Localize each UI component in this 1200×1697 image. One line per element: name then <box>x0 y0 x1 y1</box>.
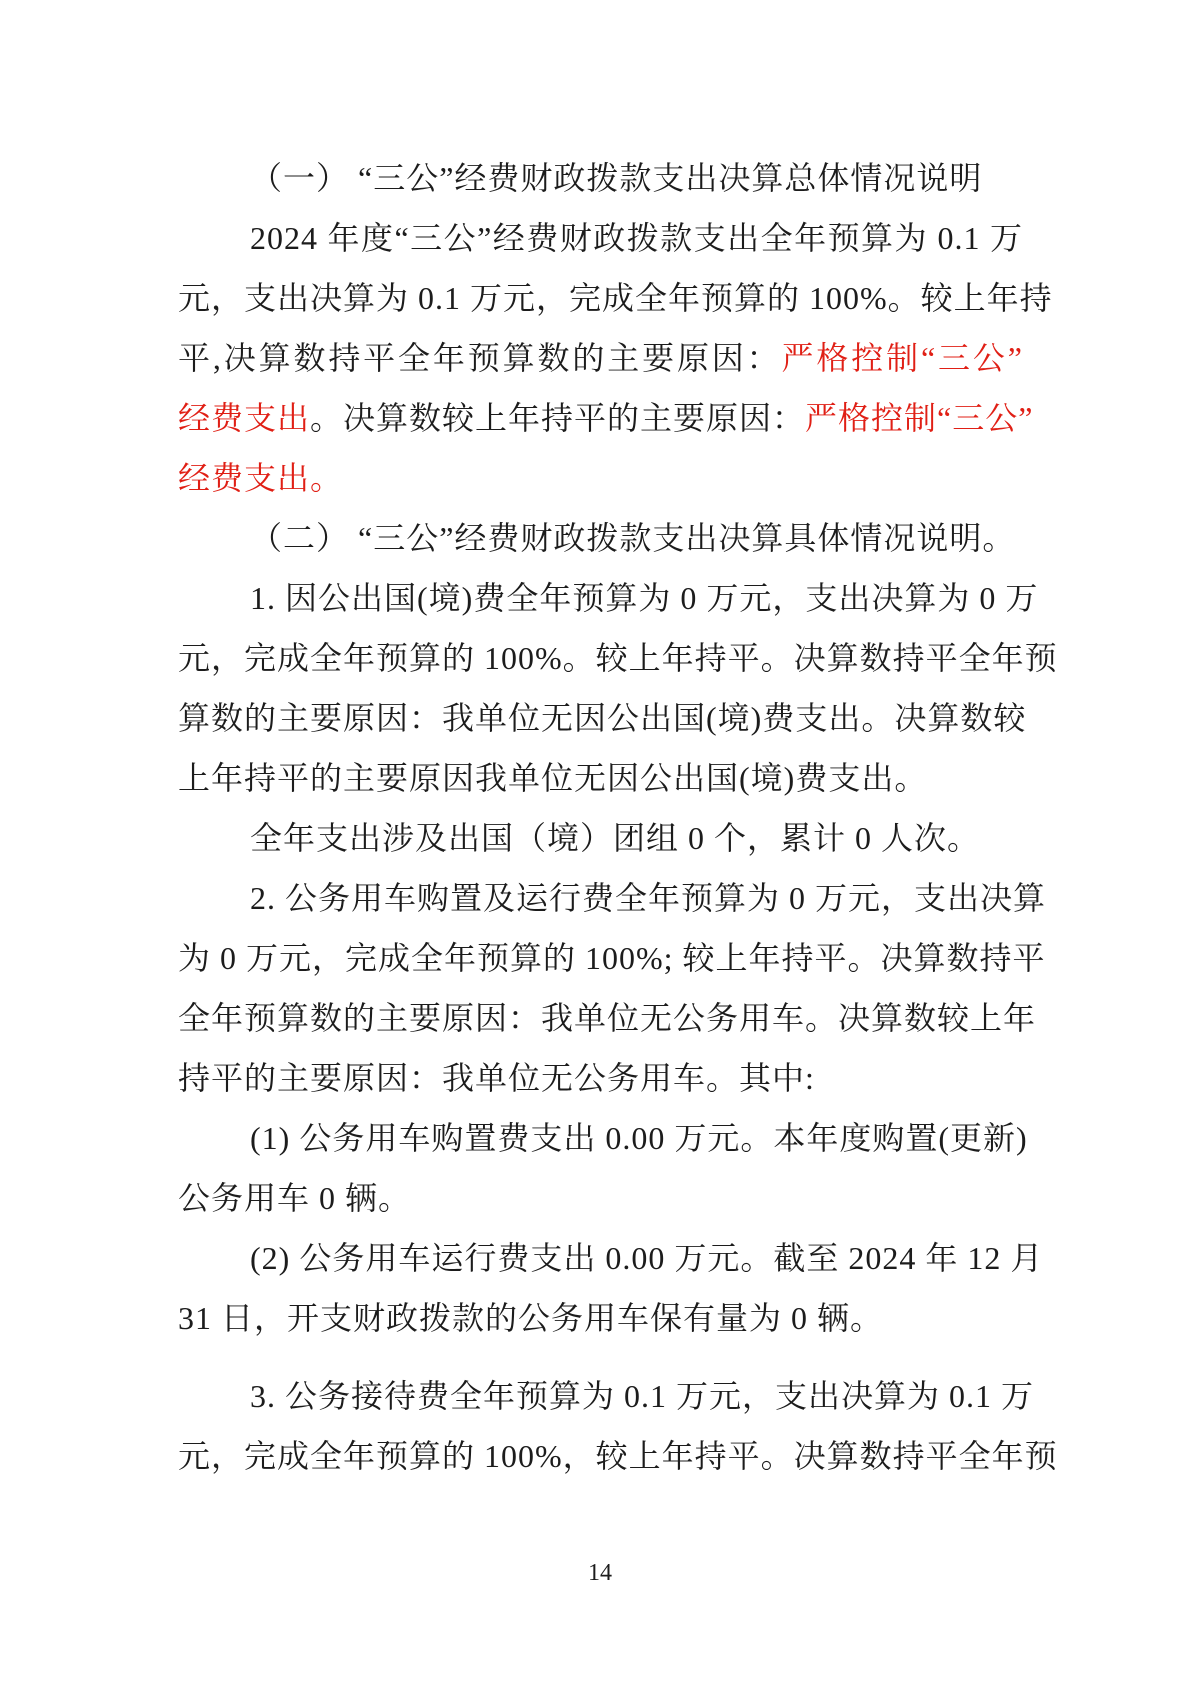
text-line: 1. 因公出国(境)费全年预算为 0 万元，支出决算为 0 万 <box>178 568 1023 628</box>
text-line: 2. 公务用车购置及运行费全年预算为 0 万元，支出决算 <box>178 868 1023 928</box>
body-text: （二） “三公”经费财政拨款支出决算具体情况说明。 <box>250 520 1015 556</box>
body-text: 元，完成全年预算的 100%。较上年持平。决算数持平全年预 <box>178 640 1058 676</box>
body-text: (2) 公务用车运行费支出 0.00 万元。截至 2024 年 12 月 <box>250 1240 1043 1276</box>
highlighted-red-text: 严格控制“三公” <box>805 400 1033 436</box>
text-line: （一） “三公”经费财政拨款支出决算总体情况说明 <box>178 148 1023 208</box>
body-text: 为 0 万元，完成全年预算的 100%; 较上年持平。决算数持平 <box>178 940 1046 976</box>
body-text: 元，支出决算为 0.1 万元，完成全年预算的 100%。较上年持 <box>178 280 1053 316</box>
text-line: (1) 公务用车购置费支出 0.00 万元。本年度购置(更新) <box>178 1108 1023 1168</box>
text-line: 经费支出。 <box>178 448 1023 508</box>
body-text: 元，完成全年预算的 100%，较上年持平。决算数持平全年预 <box>178 1438 1058 1474</box>
body-text: 全年支出涉及出国（境）团组 0 个，累计 0 人次。 <box>250 820 980 856</box>
text-line: 全年预算数的主要原因：我单位无公务用车。决算数较上年 <box>178 988 1023 1048</box>
text-line: 算数的主要原因：我单位无因公出国(境)费支出。决算数较 <box>178 688 1023 748</box>
text-line: 31 日，开支财政拨款的公务用车保有量为 0 辆。 <box>178 1288 1023 1348</box>
document-page: { "page": { "background": "#ffffff", "in… <box>0 0 1200 1697</box>
text-line: 3. 公务接待费全年预算为 0.1 万元，支出决算为 0.1 万 <box>178 1366 1023 1426</box>
text-line: 元，支出决算为 0.1 万元，完成全年预算的 100%。较上年持 <box>178 268 1023 328</box>
text-line: 上年持平的主要原因我单位无因公出国(境)费支出。 <box>178 748 1023 808</box>
text-line: 为 0 万元，完成全年预算的 100%; 较上年持平。决算数持平 <box>178 928 1023 988</box>
highlighted-red-text: 严格控制“三公” <box>782 340 1023 376</box>
body-text: 2024 年度“三公”经费财政拨款支出全年预算为 0.1 万 <box>250 220 1023 256</box>
text-line: 平,决算数持平全年预算数的主要原因：严格控制“三公” <box>178 328 1023 388</box>
body-text: 全年预算数的主要原因：我单位无公务用车。决算数较上年 <box>178 1000 1036 1036</box>
text-line: (2) 公务用车运行费支出 0.00 万元。截至 2024 年 12 月 <box>178 1228 1023 1288</box>
body-text: 平,决算数持平全年预算数的主要原因： <box>178 340 782 376</box>
text-line: 元，完成全年预算的 100%。较上年持平。决算数持平全年预 <box>178 628 1023 688</box>
text-line: 元，完成全年预算的 100%，较上年持平。决算数持平全年预 <box>178 1426 1023 1486</box>
body-text: 2. 公务用车购置及运行费全年预算为 0 万元，支出决算 <box>250 880 1046 916</box>
body-text: 算数的主要原因：我单位无因公出国(境)费支出。决算数较 <box>178 700 1026 736</box>
body-text: 1. 因公出国(境)费全年预算为 0 万元，支出决算为 0 万 <box>250 580 1038 616</box>
text-line: 2024 年度“三公”经费财政拨款支出全年预算为 0.1 万 <box>178 208 1023 268</box>
body-text: 。决算数较上年持平的主要原因： <box>310 400 805 436</box>
text-line: 公务用车 0 辆。 <box>178 1168 1023 1228</box>
document-body: （一） “三公”经费财政拨款支出决算总体情况说明2024 年度“三公”经费财政拨… <box>178 148 1023 1486</box>
page-number: 14 <box>0 1560 1200 1587</box>
highlighted-red-text: 经费支出 <box>178 400 310 436</box>
body-text: 31 日，开支财政拨款的公务用车保有量为 0 辆。 <box>178 1300 883 1336</box>
body-text: 3. 公务接待费全年预算为 0.1 万元，支出决算为 0.1 万 <box>250 1378 1034 1414</box>
body-text: 公务用车 0 辆。 <box>178 1180 411 1216</box>
body-text: 上年持平的主要原因我单位无因公出国(境)费支出。 <box>178 760 927 796</box>
body-text: （一） “三公”经费财政拨款支出决算总体情况说明 <box>250 160 982 196</box>
highlighted-red-text: 经费支出。 <box>178 460 343 496</box>
text-line: （二） “三公”经费财政拨款支出决算具体情况说明。 <box>178 508 1023 568</box>
text-line: 持平的主要原因：我单位无公务用车。其中: <box>178 1048 1023 1108</box>
text-line: 经费支出。决算数较上年持平的主要原因：严格控制“三公” <box>178 388 1023 448</box>
text-line: 全年支出涉及出国（境）团组 0 个，累计 0 人次。 <box>178 808 1023 868</box>
body-text: 持平的主要原因：我单位无公务用车。其中: <box>178 1060 815 1096</box>
body-text: (1) 公务用车购置费支出 0.00 万元。本年度购置(更新) <box>250 1120 1028 1156</box>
========================================
Requirements =
Please copy every row above word for word, leaving out the pictures.

Written reply =
Localize each UI component in this 1200×1697 image. One line per element: name then <box>x0 y0 x1 y1</box>.
text-line: 1. 因公出国(境)费全年预算为 0 万元，支出决算为 0 万 <box>178 568 1023 628</box>
text-line: 2. 公务用车购置及运行费全年预算为 0 万元，支出决算 <box>178 868 1023 928</box>
body-text: （二） “三公”经费财政拨款支出决算具体情况说明。 <box>250 520 1015 556</box>
body-text: 元，完成全年预算的 100%。较上年持平。决算数持平全年预 <box>178 640 1058 676</box>
body-text: (2) 公务用车运行费支出 0.00 万元。截至 2024 年 12 月 <box>250 1240 1043 1276</box>
highlighted-red-text: 严格控制“三公” <box>805 400 1033 436</box>
text-line: （一） “三公”经费财政拨款支出决算总体情况说明 <box>178 148 1023 208</box>
body-text: 为 0 万元，完成全年预算的 100%; 较上年持平。决算数持平 <box>178 940 1046 976</box>
body-text: 元，支出决算为 0.1 万元，完成全年预算的 100%。较上年持 <box>178 280 1053 316</box>
text-line: (1) 公务用车购置费支出 0.00 万元。本年度购置(更新) <box>178 1108 1023 1168</box>
text-line: 经费支出。 <box>178 448 1023 508</box>
body-text: 元，完成全年预算的 100%，较上年持平。决算数持平全年预 <box>178 1438 1058 1474</box>
body-text: 全年支出涉及出国（境）团组 0 个，累计 0 人次。 <box>250 820 980 856</box>
text-line: 全年预算数的主要原因：我单位无公务用车。决算数较上年 <box>178 988 1023 1048</box>
text-line: 算数的主要原因：我单位无因公出国(境)费支出。决算数较 <box>178 688 1023 748</box>
text-line: 31 日，开支财政拨款的公务用车保有量为 0 辆。 <box>178 1288 1023 1348</box>
document-page: { "page": { "background": "#ffffff", "in… <box>0 0 1200 1697</box>
text-line: 3. 公务接待费全年预算为 0.1 万元，支出决算为 0.1 万 <box>178 1366 1023 1426</box>
text-line: 元，支出决算为 0.1 万元，完成全年预算的 100%。较上年持 <box>178 268 1023 328</box>
text-line: 上年持平的主要原因我单位无因公出国(境)费支出。 <box>178 748 1023 808</box>
text-line: 为 0 万元，完成全年预算的 100%; 较上年持平。决算数持平 <box>178 928 1023 988</box>
highlighted-red-text: 严格控制“三公” <box>782 340 1023 376</box>
body-text: 2024 年度“三公”经费财政拨款支出全年预算为 0.1 万 <box>250 220 1023 256</box>
text-line: 平,决算数持平全年预算数的主要原因：严格控制“三公” <box>178 328 1023 388</box>
body-text: 全年预算数的主要原因：我单位无公务用车。决算数较上年 <box>178 1000 1036 1036</box>
text-line: (2) 公务用车运行费支出 0.00 万元。截至 2024 年 12 月 <box>178 1228 1023 1288</box>
body-text: 平,决算数持平全年预算数的主要原因： <box>178 340 782 376</box>
text-line: 元，完成全年预算的 100%。较上年持平。决算数持平全年预 <box>178 628 1023 688</box>
text-line: 元，完成全年预算的 100%，较上年持平。决算数持平全年预 <box>178 1426 1023 1486</box>
body-text: 2. 公务用车购置及运行费全年预算为 0 万元，支出决算 <box>250 880 1046 916</box>
body-text: 算数的主要原因：我单位无因公出国(境)费支出。决算数较 <box>178 700 1026 736</box>
body-text: 1. 因公出国(境)费全年预算为 0 万元，支出决算为 0 万 <box>250 580 1038 616</box>
text-line: 2024 年度“三公”经费财政拨款支出全年预算为 0.1 万 <box>178 208 1023 268</box>
body-text: 。决算数较上年持平的主要原因： <box>310 400 805 436</box>
text-line: 公务用车 0 辆。 <box>178 1168 1023 1228</box>
document-body: （一） “三公”经费财政拨款支出决算总体情况说明2024 年度“三公”经费财政拨… <box>178 148 1023 1486</box>
page-number: 14 <box>0 1560 1200 1587</box>
highlighted-red-text: 经费支出 <box>178 400 310 436</box>
body-text: 31 日，开支财政拨款的公务用车保有量为 0 辆。 <box>178 1300 883 1336</box>
body-text: 3. 公务接待费全年预算为 0.1 万元，支出决算为 0.1 万 <box>250 1378 1034 1414</box>
body-text: 公务用车 0 辆。 <box>178 1180 411 1216</box>
body-text: 上年持平的主要原因我单位无因公出国(境)费支出。 <box>178 760 927 796</box>
body-text: （一） “三公”经费财政拨款支出决算总体情况说明 <box>250 160 982 196</box>
highlighted-red-text: 经费支出。 <box>178 460 343 496</box>
text-line: （二） “三公”经费财政拨款支出决算具体情况说明。 <box>178 508 1023 568</box>
text-line: 持平的主要原因：我单位无公务用车。其中: <box>178 1048 1023 1108</box>
text-line: 经费支出。决算数较上年持平的主要原因：严格控制“三公” <box>178 388 1023 448</box>
text-line: 全年支出涉及出国（境）团组 0 个，累计 0 人次。 <box>178 808 1023 868</box>
body-text: 持平的主要原因：我单位无公务用车。其中: <box>178 1060 815 1096</box>
body-text: (1) 公务用车购置费支出 0.00 万元。本年度购置(更新) <box>250 1120 1028 1156</box>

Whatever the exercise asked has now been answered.